Problem to work on » Copy out every row below word for word, leaving out the pictures.

○ ○ ○ ○ ○ ○ ○

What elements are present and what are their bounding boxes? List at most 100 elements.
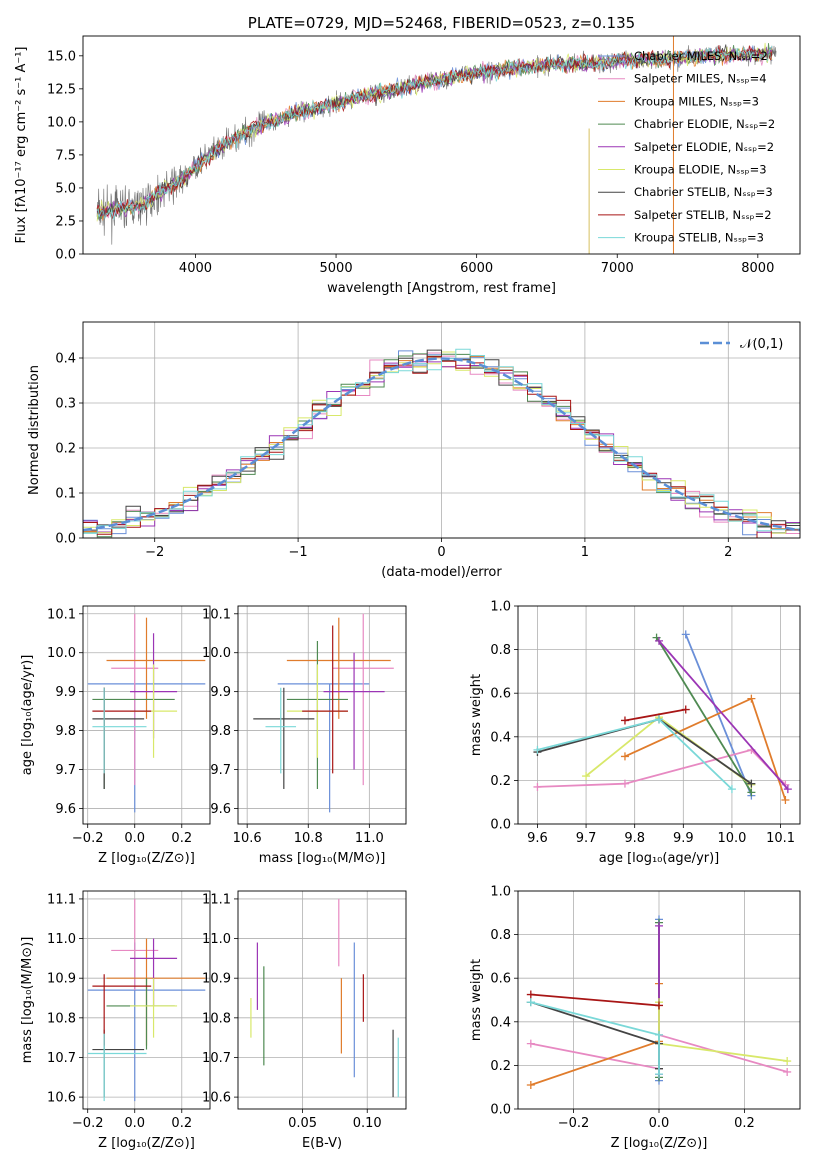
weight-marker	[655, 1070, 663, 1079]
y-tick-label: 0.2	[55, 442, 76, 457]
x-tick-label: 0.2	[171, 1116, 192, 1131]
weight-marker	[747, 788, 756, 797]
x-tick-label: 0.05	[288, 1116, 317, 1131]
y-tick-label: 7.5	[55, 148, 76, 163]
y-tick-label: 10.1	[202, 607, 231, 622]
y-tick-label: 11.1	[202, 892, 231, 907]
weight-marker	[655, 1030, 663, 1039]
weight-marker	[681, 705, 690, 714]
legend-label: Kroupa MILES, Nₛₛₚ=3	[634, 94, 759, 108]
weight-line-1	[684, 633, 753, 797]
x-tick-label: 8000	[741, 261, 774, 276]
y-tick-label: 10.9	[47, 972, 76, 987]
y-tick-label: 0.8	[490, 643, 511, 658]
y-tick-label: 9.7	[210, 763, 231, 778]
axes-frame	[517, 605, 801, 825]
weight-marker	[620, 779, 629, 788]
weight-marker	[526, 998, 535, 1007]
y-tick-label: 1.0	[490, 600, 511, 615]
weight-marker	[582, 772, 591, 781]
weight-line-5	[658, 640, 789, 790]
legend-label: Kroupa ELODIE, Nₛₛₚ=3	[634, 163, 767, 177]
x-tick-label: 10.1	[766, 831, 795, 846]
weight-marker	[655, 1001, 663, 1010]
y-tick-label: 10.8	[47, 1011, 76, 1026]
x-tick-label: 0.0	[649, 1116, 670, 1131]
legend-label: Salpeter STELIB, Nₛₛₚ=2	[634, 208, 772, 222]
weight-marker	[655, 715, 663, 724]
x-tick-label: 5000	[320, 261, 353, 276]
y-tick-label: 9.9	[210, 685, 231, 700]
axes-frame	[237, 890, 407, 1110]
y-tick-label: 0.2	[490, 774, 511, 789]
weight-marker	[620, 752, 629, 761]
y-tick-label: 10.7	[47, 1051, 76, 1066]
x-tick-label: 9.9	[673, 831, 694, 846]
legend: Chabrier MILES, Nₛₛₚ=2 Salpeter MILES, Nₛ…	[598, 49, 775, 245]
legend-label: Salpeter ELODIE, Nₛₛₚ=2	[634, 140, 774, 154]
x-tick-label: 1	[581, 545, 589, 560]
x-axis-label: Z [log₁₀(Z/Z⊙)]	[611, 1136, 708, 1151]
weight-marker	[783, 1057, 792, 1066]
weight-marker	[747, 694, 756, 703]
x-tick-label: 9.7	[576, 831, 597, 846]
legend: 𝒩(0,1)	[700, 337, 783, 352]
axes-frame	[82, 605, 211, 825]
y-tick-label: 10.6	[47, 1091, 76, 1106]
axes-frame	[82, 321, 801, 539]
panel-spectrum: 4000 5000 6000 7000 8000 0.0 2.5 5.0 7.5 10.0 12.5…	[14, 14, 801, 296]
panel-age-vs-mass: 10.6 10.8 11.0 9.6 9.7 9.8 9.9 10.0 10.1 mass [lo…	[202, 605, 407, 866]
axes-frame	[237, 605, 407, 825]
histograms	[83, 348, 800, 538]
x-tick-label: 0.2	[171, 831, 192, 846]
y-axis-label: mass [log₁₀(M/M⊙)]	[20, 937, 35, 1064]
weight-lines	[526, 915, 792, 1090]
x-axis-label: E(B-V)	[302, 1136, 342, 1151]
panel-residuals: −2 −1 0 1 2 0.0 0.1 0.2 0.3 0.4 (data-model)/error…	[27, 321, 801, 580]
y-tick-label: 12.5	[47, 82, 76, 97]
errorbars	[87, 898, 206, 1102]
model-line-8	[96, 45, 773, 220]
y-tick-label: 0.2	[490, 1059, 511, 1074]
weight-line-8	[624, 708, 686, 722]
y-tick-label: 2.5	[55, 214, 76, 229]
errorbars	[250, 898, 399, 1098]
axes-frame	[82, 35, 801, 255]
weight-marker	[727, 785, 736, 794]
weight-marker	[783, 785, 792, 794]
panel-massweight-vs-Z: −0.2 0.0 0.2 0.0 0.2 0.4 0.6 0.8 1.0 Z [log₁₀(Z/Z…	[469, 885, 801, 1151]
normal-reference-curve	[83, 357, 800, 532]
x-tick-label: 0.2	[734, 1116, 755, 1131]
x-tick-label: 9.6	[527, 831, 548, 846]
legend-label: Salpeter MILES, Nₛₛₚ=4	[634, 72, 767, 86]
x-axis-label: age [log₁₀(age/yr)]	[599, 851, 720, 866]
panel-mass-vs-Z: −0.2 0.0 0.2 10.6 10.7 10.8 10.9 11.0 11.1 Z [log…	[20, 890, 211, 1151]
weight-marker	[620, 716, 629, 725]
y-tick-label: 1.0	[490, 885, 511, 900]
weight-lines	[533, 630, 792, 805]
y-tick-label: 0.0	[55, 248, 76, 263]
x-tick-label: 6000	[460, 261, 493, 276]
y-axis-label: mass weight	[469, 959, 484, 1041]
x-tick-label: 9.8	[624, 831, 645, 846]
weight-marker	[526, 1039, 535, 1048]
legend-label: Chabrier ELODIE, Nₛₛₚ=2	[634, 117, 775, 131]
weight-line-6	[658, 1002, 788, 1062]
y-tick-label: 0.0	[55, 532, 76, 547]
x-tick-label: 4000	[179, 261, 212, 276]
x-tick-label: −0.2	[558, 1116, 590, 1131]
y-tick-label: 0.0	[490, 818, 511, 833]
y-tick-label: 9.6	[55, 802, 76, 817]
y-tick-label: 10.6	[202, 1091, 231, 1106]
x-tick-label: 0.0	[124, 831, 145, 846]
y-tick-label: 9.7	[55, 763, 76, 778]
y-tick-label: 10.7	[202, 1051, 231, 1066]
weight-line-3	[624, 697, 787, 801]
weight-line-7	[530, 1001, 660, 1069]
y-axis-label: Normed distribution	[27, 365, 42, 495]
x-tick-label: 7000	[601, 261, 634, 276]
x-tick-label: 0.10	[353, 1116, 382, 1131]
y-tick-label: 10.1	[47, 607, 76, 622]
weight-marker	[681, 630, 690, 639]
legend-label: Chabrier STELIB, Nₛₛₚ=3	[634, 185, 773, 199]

○ ○ ○ ○ ○ ○ ○

Solution to this task »
What elements are present and what are their bounding boxes? List at most 100 elements.
weight-marker	[655, 1070, 663, 1079]
y-tick-label: 0.2	[55, 442, 76, 457]
x-tick-label: 0.2	[171, 1116, 192, 1131]
weight-marker	[747, 788, 756, 797]
x-tick-label: 0.05	[288, 1116, 317, 1131]
y-tick-label: 7.5	[55, 148, 76, 163]
y-tick-label: 10.1	[202, 607, 231, 622]
y-tick-label: 11.1	[202, 892, 231, 907]
weight-marker	[655, 1030, 663, 1039]
weight-marker	[681, 705, 690, 714]
legend-label: Kroupa MILES, Nₛₛₚ=3	[634, 94, 759, 108]
weight-line-1	[684, 633, 753, 797]
x-tick-label: 8000	[741, 261, 774, 276]
y-tick-label: 10.9	[47, 972, 76, 987]
y-tick-label: 0.8	[490, 643, 511, 658]
y-tick-label: 9.7	[210, 763, 231, 778]
axes-frame	[517, 605, 801, 825]
weight-marker	[620, 779, 629, 788]
weight-marker	[526, 998, 535, 1007]
y-tick-label: 1.0	[490, 600, 511, 615]
weight-marker	[582, 772, 591, 781]
weight-line-5	[658, 640, 789, 790]
legend-label: Kroupa ELODIE, Nₛₛₚ=3	[634, 163, 767, 177]
x-tick-label: 10.1	[766, 831, 795, 846]
weight-marker	[655, 1001, 663, 1010]
y-tick-label: 10.8	[47, 1011, 76, 1026]
x-tick-label: 0.0	[649, 1116, 670, 1131]
legend-label: Salpeter STELIB, Nₛₛₚ=2	[634, 208, 772, 222]
weight-marker	[655, 715, 663, 724]
x-tick-label: 5000	[320, 261, 353, 276]
y-tick-label: 9.9	[210, 685, 231, 700]
axes-frame	[237, 890, 407, 1110]
y-tick-label: 0.2	[490, 774, 511, 789]
weight-marker	[620, 752, 629, 761]
y-tick-label: 10.7	[47, 1051, 76, 1066]
x-tick-label: 9.9	[673, 831, 694, 846]
legend: Chabrier MILES, Nₛₛₚ=2 Salpeter MILES, Nₛ…	[598, 49, 775, 245]
legend-label: Salpeter ELODIE, Nₛₛₚ=2	[634, 140, 774, 154]
x-tick-label: 1	[581, 545, 589, 560]
x-axis-label: Z [log₁₀(Z/Z⊙)]	[611, 1136, 708, 1151]
weight-marker	[783, 1057, 792, 1066]
weight-marker	[747, 694, 756, 703]
x-tick-label: 9.7	[576, 831, 597, 846]
legend: 𝒩(0,1)	[700, 337, 783, 352]
axes-frame	[82, 605, 211, 825]
y-tick-label: 10.6	[47, 1091, 76, 1106]
axes-frame	[82, 321, 801, 539]
panel-spectrum: 4000 5000 6000 7000 8000 0.0 2.5 5.0 7.5 10.0 12.5…	[14, 14, 801, 296]
panel-age-vs-mass: 10.6 10.8 11.0 9.6 9.7 9.8 9.9 10.0 10.1 mass [lo…	[202, 605, 407, 866]
axes-frame	[237, 605, 407, 825]
histograms	[83, 348, 800, 538]
x-tick-label: 0.2	[171, 831, 192, 846]
y-axis-label: mass [log₁₀(M/M⊙)]	[20, 937, 35, 1064]
weight-lines	[526, 915, 792, 1090]
x-axis-label: E(B-V)	[302, 1136, 342, 1151]
panel-residuals: −2 −1 0 1 2 0.0 0.1 0.2 0.3 0.4 (data-model)/error…	[27, 321, 801, 580]
y-tick-label: 12.5	[47, 82, 76, 97]
errorbars	[87, 898, 206, 1102]
model-line-8	[96, 45, 773, 220]
y-tick-label: 0.2	[490, 1059, 511, 1074]
weight-line-8	[624, 708, 686, 722]
y-tick-label: 2.5	[55, 214, 76, 229]
errorbars	[250, 898, 399, 1098]
axes-frame	[82, 35, 801, 255]
weight-marker	[727, 785, 736, 794]
weight-marker	[783, 785, 792, 794]
panel-massweight-vs-Z: −0.2 0.0 0.2 0.0 0.2 0.4 0.6 0.8 1.0 Z [log₁₀(Z/Z…	[469, 885, 801, 1151]
normal-reference-curve	[83, 357, 800, 532]
x-tick-label: 0.2	[734, 1116, 755, 1131]
x-tick-label: 9.6	[527, 831, 548, 846]
legend-label: Salpeter MILES, Nₛₛₚ=4	[634, 72, 767, 86]
x-axis-label: age [log₁₀(age/yr)]	[599, 851, 720, 866]
panel-mass-vs-Z: −0.2 0.0 0.2 10.6 10.7 10.8 10.9 11.0 11.1 Z [log…	[20, 890, 211, 1151]
weight-marker	[620, 716, 629, 725]
y-tick-label: 1.0	[490, 885, 511, 900]
weight-lines	[533, 630, 792, 805]
y-tick-label: 0.0	[55, 248, 76, 263]
x-tick-label: 6000	[460, 261, 493, 276]
y-axis-label: mass weight	[469, 959, 484, 1041]
x-tick-label: 9.8	[624, 831, 645, 846]
weight-marker	[526, 1039, 535, 1048]
legend-label: Chabrier ELODIE, Nₛₛₚ=2	[634, 117, 775, 131]
weight-line-6	[658, 1002, 788, 1062]
y-tick-label: 0.0	[55, 532, 76, 547]
x-tick-label: 4000	[179, 261, 212, 276]
x-tick-label: −0.2	[558, 1116, 590, 1131]
y-tick-label: 0.0	[490, 818, 511, 833]
y-tick-label: 9.6	[55, 802, 76, 817]
y-tick-label: 10.6	[202, 1091, 231, 1106]
x-tick-label: 0.0	[124, 831, 145, 846]
y-tick-label: 9.7	[55, 763, 76, 778]
y-tick-label: 10.7	[202, 1051, 231, 1066]
weight-line-3	[624, 697, 787, 801]
weight-line-7	[530, 1001, 660, 1069]
y-axis-label: Normed distribution	[27, 365, 42, 495]
x-tick-label: 7000	[601, 261, 634, 276]
x-tick-label: 0.10	[353, 1116, 382, 1131]
y-tick-label: 10.1	[47, 607, 76, 622]
weight-marker	[681, 630, 690, 639]
legend-label: Chabrier STELIB, Nₛₛₚ=3	[634, 185, 773, 199]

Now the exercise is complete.